Source document:
********

And the cherry on top, those hypnotizing, drool-worthy fender flares. No need to turn to TOM’S or StreetHunter Designs. Acura already did it for you. They match the body perfectly in a way we wish came on other Honda products. But keeping it a Type S exclusive just makes it feel all the more special. Every arch, vent, and body line meld into a “Goldilocks” design language that’s more aggressive than relatively tame German rivals but less gaudy and wannabe touring car than some Asian competitors.
More than just a pretty face
We must also note that all that fancy-schmancy aero that the Type R and other sports compacts pride themselves on is still present in some form. It’s just sneakier about it. Because exposed wings and canards are for overgrown children and Porsche GT cars.
A wing? Bah! You have to be adulting at the in-laws’ house in an hour, and you can’t be caught driving something with a goofy wing.
But Acura has you and your judgemental family members covered. The underbelly is flat for improved airflow, while that diffuser actually works to cleanly evacuate the air. Within the enlarged jawlines of the Type-S’ mug are concealed canards that perform as they normally would in producing front downforce, except Acura keeps hidden from the prying eyes of tuner hype beasts. It’s undisclosed how much downforce, if any, is produced, but Acura does emphasize that lift is reduced dramatically, resulting in a significantly more stable ride at high speed.
|What’s hot?||– Tenacious handling and composure|
– Actual steering feedback
– Hardly a sacrifice on the commute
– Shockingly spacious interior
– Upholds its mature luxury car identity
– Drop-dead gorgeous styling
Integra Type S pricing breakdown
Similar to the Civic Type R, not much goes into inflating the Integra Type S’ admittedly lofty price tag. It’s a $50,000 car. And after options, it’s, uh, yep. Still roughly a $50,000 car.
Pricing starts at $50,800 before destination charges, with the only real options being $600 in fancy metallic paint, a $950 carbon fiber mini-duckbill spoiler, a $204 full-metal shift knob, and your choice of a $475 heated steering wheel or a $408 alcantara steering wheel. And of course, there’s your typical array of dealer-installed accessories, including floor mat packages, wheel locks, and different-colored badging. For a hair under $2,200, you can score, drum roll, the exact same style of wheels that are already on the car to begin with. Well, except, they’re bronze. So, if you have a blue car, you can build the world’s nicest Not-A-Subaru-WRX.
Platinum White paint, the carbon spoiler, a floor mat kit, and a $1,195 destination charge brought our tester to $53,785. For reference, that’s quite a jump from the Golf R and Type R and a significant leap from the GR Corolla and Elantra N. But stack it against peers from bonafide luxury marques, and the Type-S stands strong. Its base price slots slightly above lukewarm sports compacts like the BMW M235i Gran Coupe and Audi S3, on par with the CLA35 AMG, and well beneath firebreathers like the CLA45 AMG and Audi RS3.

********

Written task A: Could you copy the records word for word, the stretch from the line containing "What elements are" through the line containing "button[interactable]: MR — [67, 57, 86, 68]", with the pictures left out?

Input material:
********

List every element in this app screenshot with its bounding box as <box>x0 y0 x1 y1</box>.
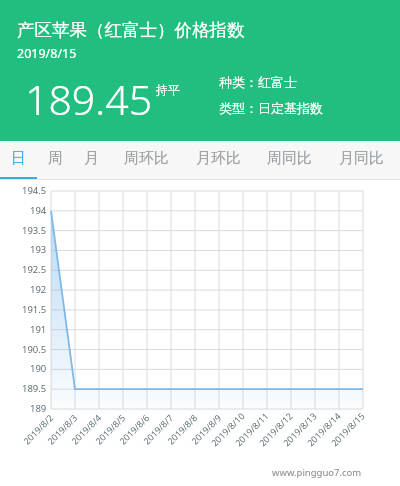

********

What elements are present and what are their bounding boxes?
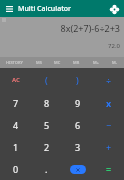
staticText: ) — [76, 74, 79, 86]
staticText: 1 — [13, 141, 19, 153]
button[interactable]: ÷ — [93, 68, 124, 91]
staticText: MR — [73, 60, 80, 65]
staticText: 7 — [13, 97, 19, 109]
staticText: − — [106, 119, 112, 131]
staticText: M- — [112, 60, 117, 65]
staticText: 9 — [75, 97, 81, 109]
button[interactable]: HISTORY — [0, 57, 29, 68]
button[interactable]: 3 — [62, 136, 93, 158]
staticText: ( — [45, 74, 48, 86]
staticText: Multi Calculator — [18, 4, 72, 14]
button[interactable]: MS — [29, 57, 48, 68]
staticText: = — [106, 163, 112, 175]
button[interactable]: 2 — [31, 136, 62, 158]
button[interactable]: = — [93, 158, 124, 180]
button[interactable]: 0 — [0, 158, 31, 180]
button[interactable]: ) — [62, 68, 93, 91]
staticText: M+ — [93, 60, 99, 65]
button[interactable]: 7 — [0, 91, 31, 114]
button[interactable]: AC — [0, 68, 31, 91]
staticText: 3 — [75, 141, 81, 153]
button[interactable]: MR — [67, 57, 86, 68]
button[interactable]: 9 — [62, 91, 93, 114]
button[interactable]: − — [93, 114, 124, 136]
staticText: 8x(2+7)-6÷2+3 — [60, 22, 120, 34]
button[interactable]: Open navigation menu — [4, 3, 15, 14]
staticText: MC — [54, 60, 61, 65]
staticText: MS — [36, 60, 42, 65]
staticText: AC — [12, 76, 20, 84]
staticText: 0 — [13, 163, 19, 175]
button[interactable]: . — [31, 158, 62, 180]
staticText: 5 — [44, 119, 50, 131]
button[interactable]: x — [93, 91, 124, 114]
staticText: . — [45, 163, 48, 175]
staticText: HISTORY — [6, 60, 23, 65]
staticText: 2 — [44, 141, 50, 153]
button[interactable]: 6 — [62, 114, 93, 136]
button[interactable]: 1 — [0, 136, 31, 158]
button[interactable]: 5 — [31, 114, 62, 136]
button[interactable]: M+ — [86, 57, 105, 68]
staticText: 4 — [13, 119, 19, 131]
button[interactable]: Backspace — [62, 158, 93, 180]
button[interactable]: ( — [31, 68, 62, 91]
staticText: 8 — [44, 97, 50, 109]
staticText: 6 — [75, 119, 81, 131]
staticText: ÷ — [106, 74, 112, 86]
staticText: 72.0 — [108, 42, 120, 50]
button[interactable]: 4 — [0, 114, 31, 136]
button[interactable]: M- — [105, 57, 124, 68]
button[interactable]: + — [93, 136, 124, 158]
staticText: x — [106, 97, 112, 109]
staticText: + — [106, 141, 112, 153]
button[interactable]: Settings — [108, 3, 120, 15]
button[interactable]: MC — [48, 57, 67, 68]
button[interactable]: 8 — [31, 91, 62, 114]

********

Written task B: Repeat the Integra Type S review word for word, the stretch from "More than just" through "Porsche GT cars.".

Task answer A:
What elements are present and what are their bounding boxes?
staticText: ) — [76, 74, 79, 86]
staticText: 1 — [13, 141, 19, 153]
button[interactable]: ÷ — [93, 68, 124, 91]
staticText: MR — [73, 60, 80, 65]
staticText: 7 — [13, 97, 19, 109]
staticText: − — [106, 119, 112, 131]
staticText: M- — [112, 60, 117, 65]
staticText: 9 — [75, 97, 81, 109]
button[interactable]: HISTORY — [0, 57, 29, 68]
button[interactable]: 3 — [62, 136, 93, 158]
staticText: ( — [45, 74, 48, 86]
staticText: Multi Calculator — [18, 4, 72, 14]
button[interactable]: MS — [29, 57, 48, 68]
staticText: = — [106, 163, 112, 175]
button[interactable]: 2 — [31, 136, 62, 158]
button[interactable]: = — [93, 158, 124, 180]
button[interactable]: 0 — [0, 158, 31, 180]
button[interactable]: ) — [62, 68, 93, 91]
staticText: M+ — [93, 60, 99, 65]
button[interactable]: 7 — [0, 91, 31, 114]
button[interactable]: AC — [0, 68, 31, 91]
staticText: 3 — [75, 141, 81, 153]
button[interactable]: MR — [67, 57, 86, 68]

Task answer B:
More than just a pretty face
We must also note that all that fancy-schmancy aero that the Type R and other sports compacts pride themselves on is still present in some form. It’s just sneakier about it. Because exposed wings and canards are for overgrown children and Porsche GT cars.